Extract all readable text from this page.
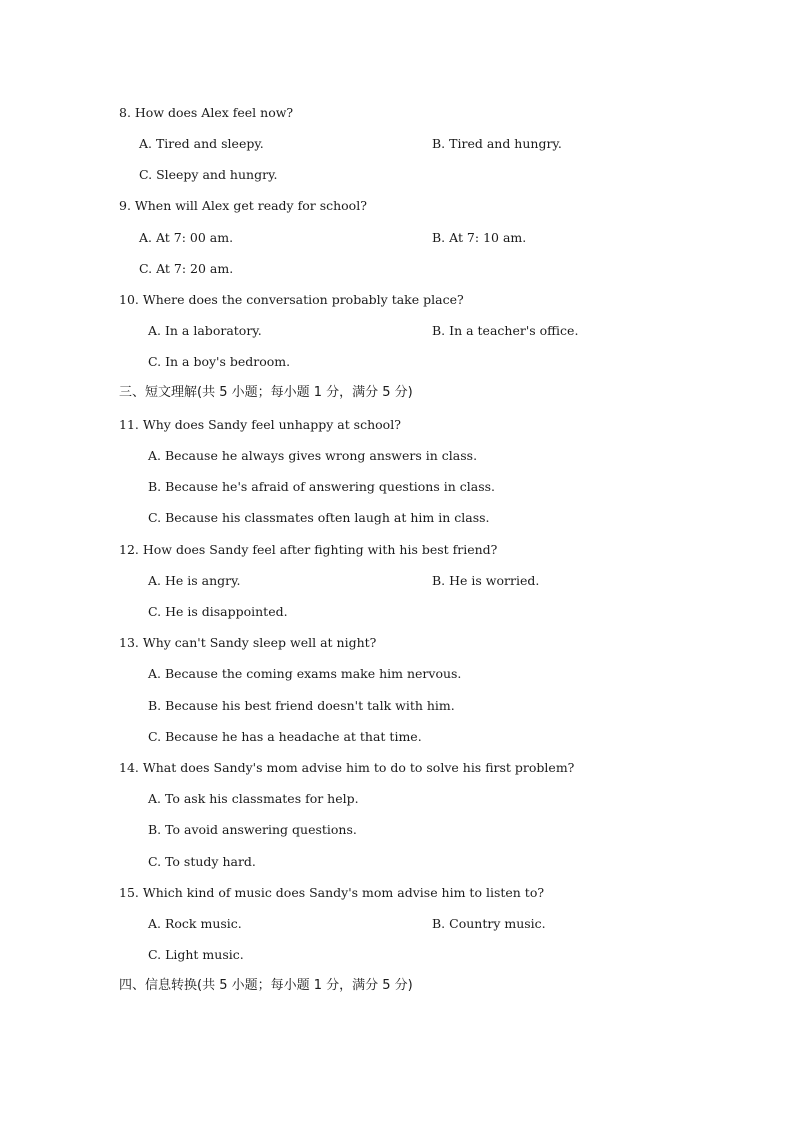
8. How does Alex feel now?
A. Tired and sleepy.	B. Tired and hungry.
C. Sleepy and hungry.
9. When will Alex get ready for school?
A. At 7: 00 am.	B. At 7: 10 am.
C. At 7: 20 am.
10. Where does the conversation probably take place?
A. In a laboratory.	B. In a teacher's office.
C. In a boy's bedroom.
三、短文理解(共 5 小题；每小题 1 分，满分 5 分)
11. Why does Sandy feel unhappy at school?
A. Because he always gives wrong answers in class.
B. Because he's afraid of answering questions in class.
C. Because his classmates often laugh at him in class.
12. How does Sandy feel after fighting with his best friend?
A. He is angry.	B. He is worried.
C. He is disappointed.
13. Why can't Sandy sleep well at night?
A. Because the coming exams make him nervous.
B. Because his best friend doesn't talk with him.
C. Because he has a headache at that time.
14. What does Sandy's mom advise him to do to solve his first problem?
A. To ask his classmates for help.
B. To avoid answering questions.
C. To study hard.
15. Which kind of music does Sandy's mom advise him to listen to?
A. Rock music.	B. Country music.
C. Light music.
四、信息转换(共 5 小题；每小题 1 分，满分 5 分)
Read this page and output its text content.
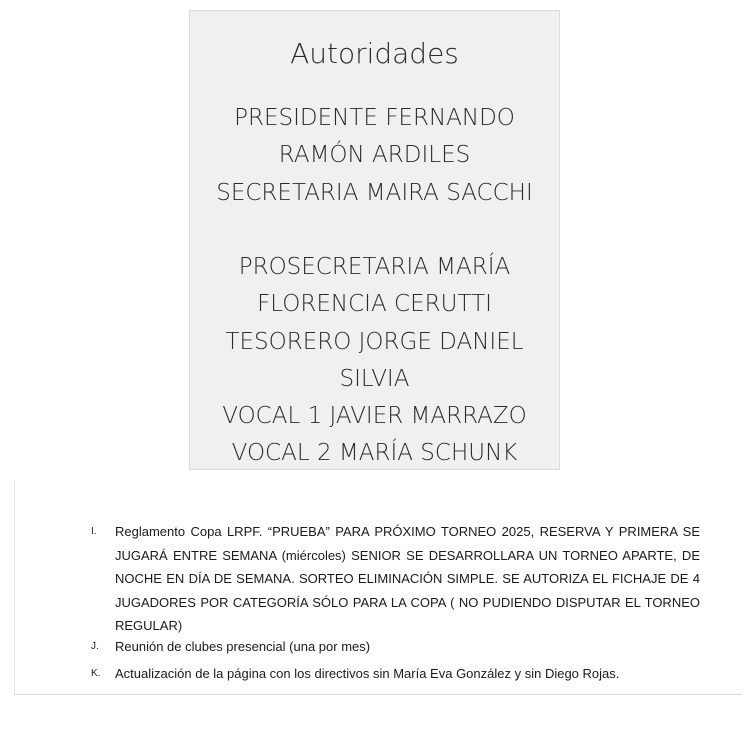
Autoridades
PRESIDENTE FERNANDO
RAMÓN ARDILES
SECRETARIA MAIRA SACCHI
PROSECRETARIA MARÍA
FLORENCIA CERUTTI
TESORERO JORGE DANIEL
SILVIA
VOCAL 1 JAVIER MARRAZO
VOCAL 2 MARÍA SCHUNK
I.	Reglamento Copa LRPF. “PRUEBA” PARA PRÓXIMO TORNEO 2025, RESERVA Y PRIMERA SE JUGARÁ ENTRE SEMANA (miércoles) SENIOR SE DESARROLLARA UN TORNEO APARTE, DE NOCHE EN DÍA DE SEMANA. SORTEO ELIMINACIÓN SIMPLE. SE AUTORIZA EL FICHAJE DE 4 JUGADORES POR CATEGORÍA SÓLO PARA LA COPA ( NO PUDIENDO DISPUTAR EL TORNEO REGULAR)
J.	Reunión de clubes presencial (una por mes)
K.	Actualización de la página con los directivos sin María Eva González y sin Diego Rojas.
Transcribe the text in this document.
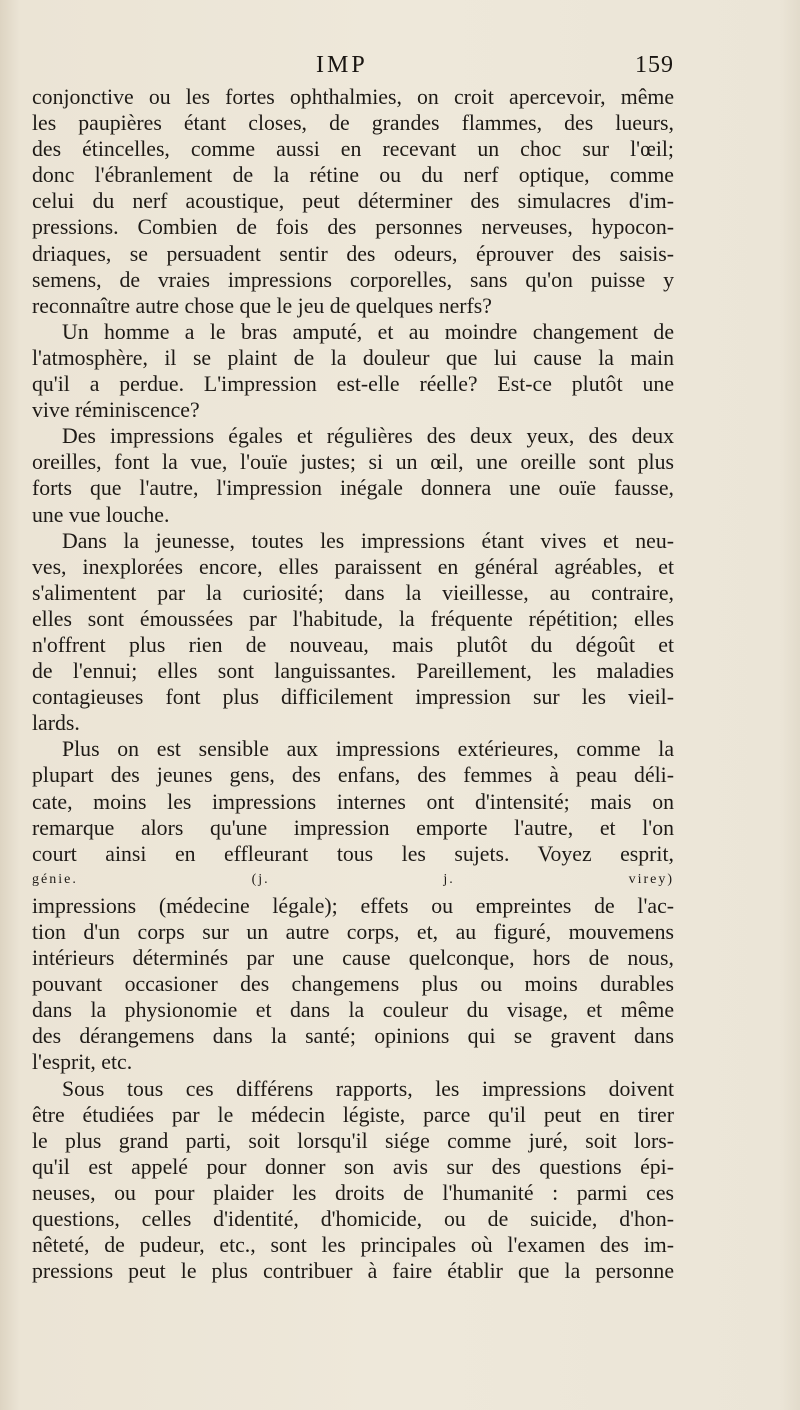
IMP	159
conjonctive ou les fortes ophthalmies, on croit apercevoir, même
les paupières étant closes, de grandes flammes, des lueurs,
des étincelles, comme aussi en recevant un choc sur l'œil;
donc l'ébranlement de la rétine ou du nerf optique, comme
celui du nerf acoustique, peut déterminer des simulacres d'im-
pressions. Combien de fois des personnes nerveuses, hypocon-
driaques, se persuadent sentir des odeurs, éprouver des saisis-
semens, de vraies impressions corporelles, sans qu'on puisse y
reconnaître autre chose que le jeu de quelques nerfs?
Un homme a le bras amputé, et au moindre changement de
l'atmosphère, il se plaint de la douleur que lui cause la main
qu'il a perdue. L'impression est-elle réelle? Est-ce plutôt une
vive réminiscence?
Des impressions égales et régulières des deux yeux, des deux
oreilles, font la vue, l'ouïe justes; si un œil, une oreille sont plus
forts que l'autre, l'impression inégale donnera une ouïe fausse,
une vue louche.
Dans la jeunesse, toutes les impressions étant vives et neu-
ves, inexplorées encore, elles paraissent en général agréables, et
s'alimentent par la curiosité; dans la vieillesse, au contraire,
elles sont émoussées par l'habitude, la fréquente répétition; elles
n'offrent plus rien de nouveau, mais plutôt du dégoût et
de l'ennui; elles sont languissantes. Pareillement, les maladies
contagieuses font plus difficilement impression sur les vieil-
lards.
Plus on est sensible aux impressions extérieures, comme la
plupart des jeunes gens, des enfans, des femmes à peau déli-
cate, moins les impressions internes ont d'intensité; mais on
remarque alors qu'une impression emporte l'autre, et l'on
court ainsi en effleurant tous les sujets. Voyez esprit,
génie. (j. j. virey)
impressions (médecine légale); effets ou empreintes de l'ac-
tion d'un corps sur un autre corps, et, au figuré, mouvemens
intérieurs déterminés par une cause quelconque, hors de nous,
pouvant occasioner des changemens plus ou moins durables
dans la physionomie et dans la couleur du visage, et même
des dérangemens dans la santé; opinions qui se gravent dans
l'esprit, etc.
Sous tous ces différens rapports, les impressions doivent
être étudiées par le médecin légiste, parce qu'il peut en tirer
le plus grand parti, soit lorsqu'il siége comme juré, soit lors-
qu'il est appelé pour donner son avis sur des questions épi-
neuses, ou pour plaider les droits de l'humanité : parmi ces
questions, celles d'identité, d'homicide, ou de suicide, d'hon-
nêteté, de pudeur, etc., sont les principales où l'examen des im-
pressions peut le plus contribuer à faire établir que la personne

########

- EXERCISE DETAILS -
Copy all the lines above that hold the string "pour".

- EXERCISE RESPONSE -
qu'il est appelé pour donner son avis sur des questions épi-
neuses, ou pour plaider les droits de l'humanité : parmi ces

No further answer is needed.